» Task instructions:
Say only how many lines contain the word "продуктов".

» Excerpted records:
• • • • • • •
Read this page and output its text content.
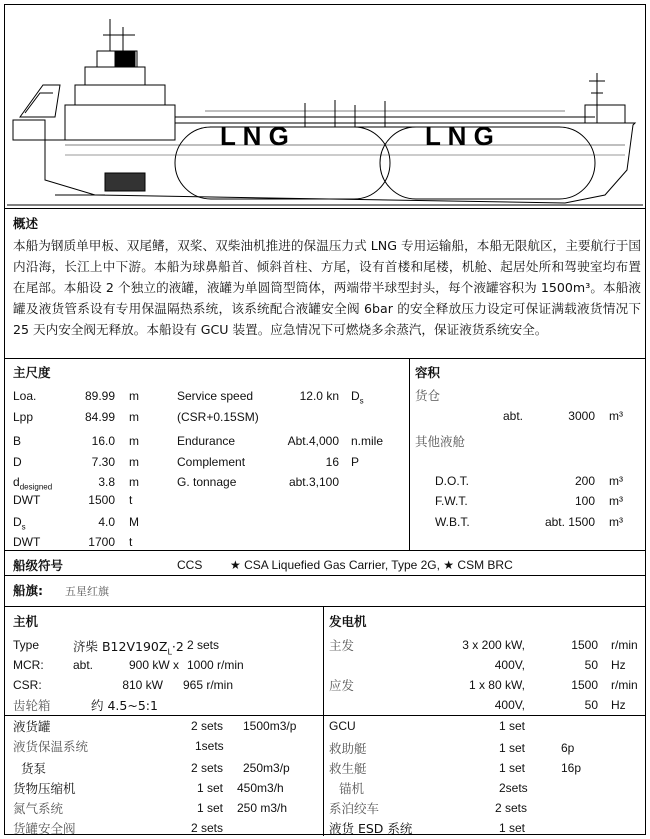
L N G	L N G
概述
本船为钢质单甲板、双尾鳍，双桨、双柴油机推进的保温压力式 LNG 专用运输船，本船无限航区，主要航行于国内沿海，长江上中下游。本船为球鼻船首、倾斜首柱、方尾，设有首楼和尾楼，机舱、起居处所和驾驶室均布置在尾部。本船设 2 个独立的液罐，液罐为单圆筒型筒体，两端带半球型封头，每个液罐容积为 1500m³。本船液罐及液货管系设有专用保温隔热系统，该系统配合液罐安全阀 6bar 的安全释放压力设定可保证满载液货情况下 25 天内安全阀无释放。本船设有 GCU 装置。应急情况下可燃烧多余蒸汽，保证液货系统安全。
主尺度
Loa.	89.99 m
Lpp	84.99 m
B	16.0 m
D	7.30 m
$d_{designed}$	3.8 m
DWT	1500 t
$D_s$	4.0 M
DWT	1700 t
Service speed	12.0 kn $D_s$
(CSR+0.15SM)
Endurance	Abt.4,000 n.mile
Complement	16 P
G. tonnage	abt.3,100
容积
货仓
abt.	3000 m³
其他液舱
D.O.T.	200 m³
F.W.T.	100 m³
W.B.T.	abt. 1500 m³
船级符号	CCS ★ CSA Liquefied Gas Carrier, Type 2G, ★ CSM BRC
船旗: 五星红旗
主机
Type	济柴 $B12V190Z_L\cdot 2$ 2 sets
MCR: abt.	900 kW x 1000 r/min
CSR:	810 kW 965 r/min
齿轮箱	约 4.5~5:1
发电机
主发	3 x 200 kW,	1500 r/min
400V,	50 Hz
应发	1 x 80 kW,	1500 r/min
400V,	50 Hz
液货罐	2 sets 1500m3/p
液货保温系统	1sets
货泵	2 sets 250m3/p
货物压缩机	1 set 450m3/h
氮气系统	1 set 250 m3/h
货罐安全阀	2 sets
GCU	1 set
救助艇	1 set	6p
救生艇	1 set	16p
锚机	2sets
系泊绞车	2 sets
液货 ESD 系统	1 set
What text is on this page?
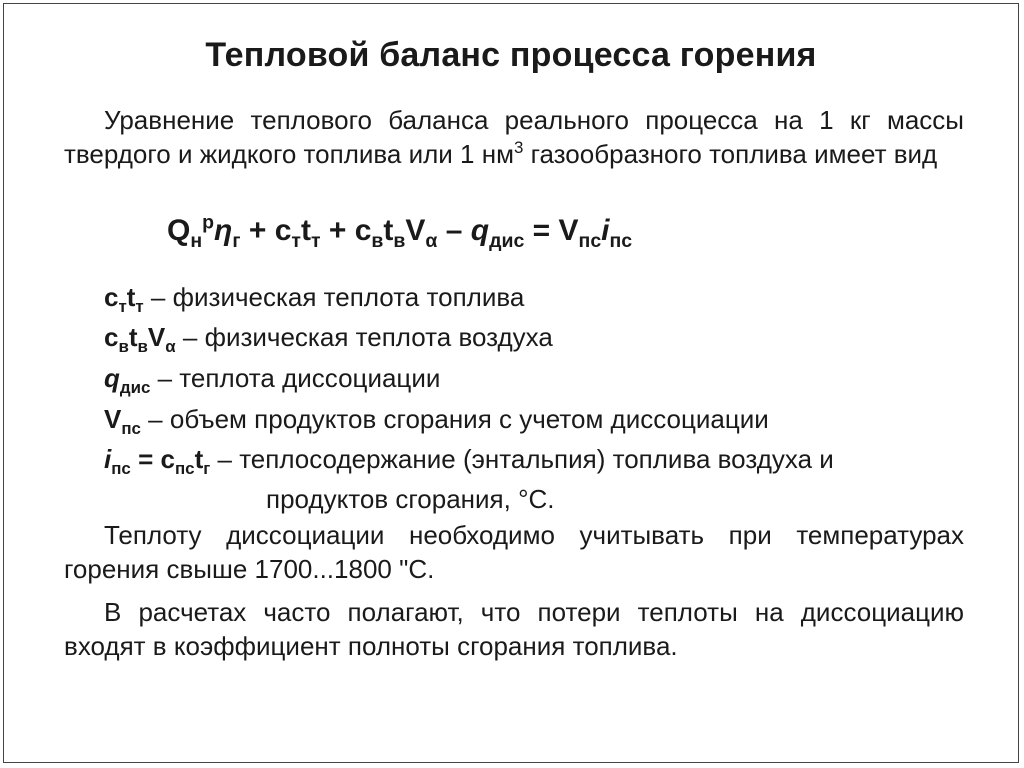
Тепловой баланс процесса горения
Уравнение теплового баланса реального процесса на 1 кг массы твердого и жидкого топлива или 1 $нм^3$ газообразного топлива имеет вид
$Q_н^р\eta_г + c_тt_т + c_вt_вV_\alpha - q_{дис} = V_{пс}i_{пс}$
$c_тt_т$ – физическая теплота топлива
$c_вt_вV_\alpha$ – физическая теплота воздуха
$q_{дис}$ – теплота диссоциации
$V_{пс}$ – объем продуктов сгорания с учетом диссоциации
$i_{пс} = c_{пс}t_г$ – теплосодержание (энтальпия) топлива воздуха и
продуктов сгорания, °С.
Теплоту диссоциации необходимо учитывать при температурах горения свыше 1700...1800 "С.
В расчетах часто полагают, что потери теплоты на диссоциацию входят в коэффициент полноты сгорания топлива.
• • • • • • •
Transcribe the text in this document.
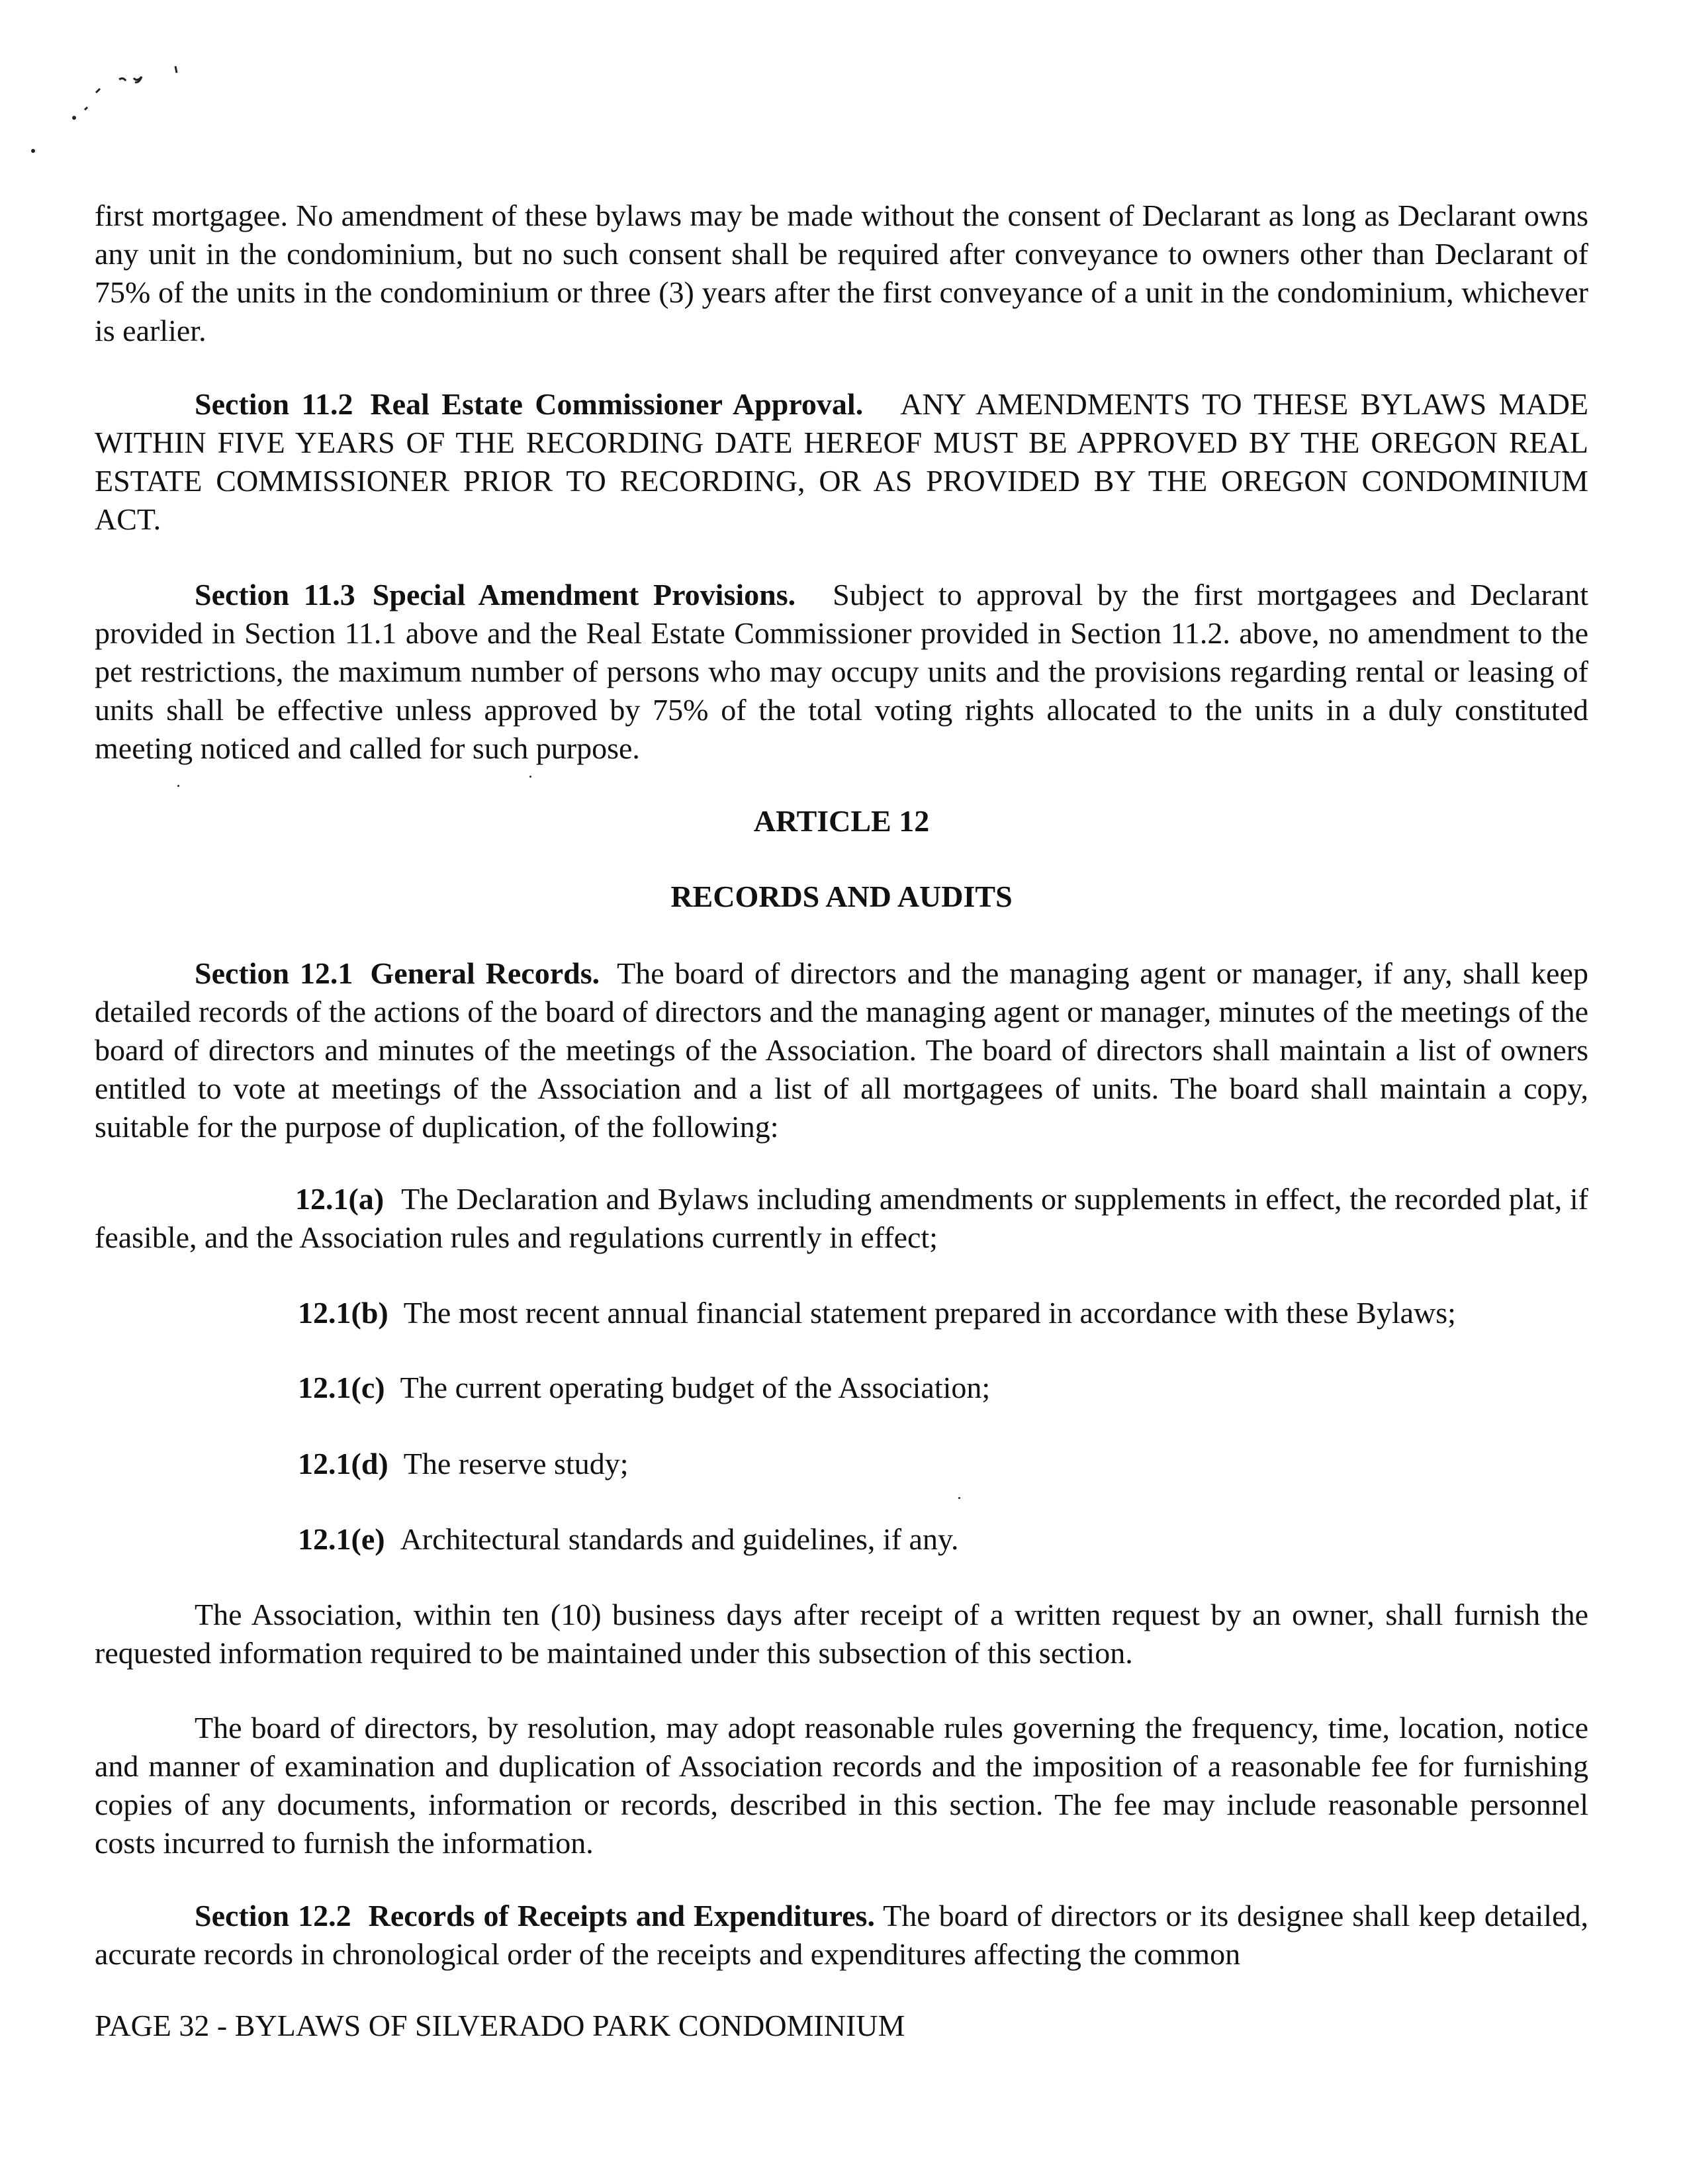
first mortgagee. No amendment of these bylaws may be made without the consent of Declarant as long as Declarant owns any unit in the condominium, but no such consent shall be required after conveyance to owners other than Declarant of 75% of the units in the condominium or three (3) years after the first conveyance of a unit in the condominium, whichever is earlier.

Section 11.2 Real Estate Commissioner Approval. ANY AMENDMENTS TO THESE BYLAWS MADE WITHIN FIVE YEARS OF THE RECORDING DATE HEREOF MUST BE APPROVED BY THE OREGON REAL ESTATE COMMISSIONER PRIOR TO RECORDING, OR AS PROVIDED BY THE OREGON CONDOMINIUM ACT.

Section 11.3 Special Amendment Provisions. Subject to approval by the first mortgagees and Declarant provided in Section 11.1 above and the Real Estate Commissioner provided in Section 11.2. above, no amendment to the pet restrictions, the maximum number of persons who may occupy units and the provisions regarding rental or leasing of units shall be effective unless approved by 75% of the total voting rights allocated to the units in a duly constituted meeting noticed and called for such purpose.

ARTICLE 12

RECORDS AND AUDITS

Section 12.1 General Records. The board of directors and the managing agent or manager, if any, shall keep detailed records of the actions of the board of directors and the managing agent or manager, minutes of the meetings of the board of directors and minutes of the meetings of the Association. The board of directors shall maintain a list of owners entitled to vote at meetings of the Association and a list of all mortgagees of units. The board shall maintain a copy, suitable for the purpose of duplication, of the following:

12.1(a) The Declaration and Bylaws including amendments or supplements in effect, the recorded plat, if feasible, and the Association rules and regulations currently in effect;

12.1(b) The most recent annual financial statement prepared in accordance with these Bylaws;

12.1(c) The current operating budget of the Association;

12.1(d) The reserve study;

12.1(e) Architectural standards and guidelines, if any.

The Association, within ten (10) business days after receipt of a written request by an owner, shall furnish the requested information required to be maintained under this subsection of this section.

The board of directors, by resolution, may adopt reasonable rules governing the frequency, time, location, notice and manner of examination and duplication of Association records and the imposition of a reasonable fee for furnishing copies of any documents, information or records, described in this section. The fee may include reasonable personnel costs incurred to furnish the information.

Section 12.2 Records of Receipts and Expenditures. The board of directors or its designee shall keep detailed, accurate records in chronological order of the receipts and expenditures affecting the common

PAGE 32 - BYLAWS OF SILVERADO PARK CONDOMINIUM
• • • • • • •
» Final result:
2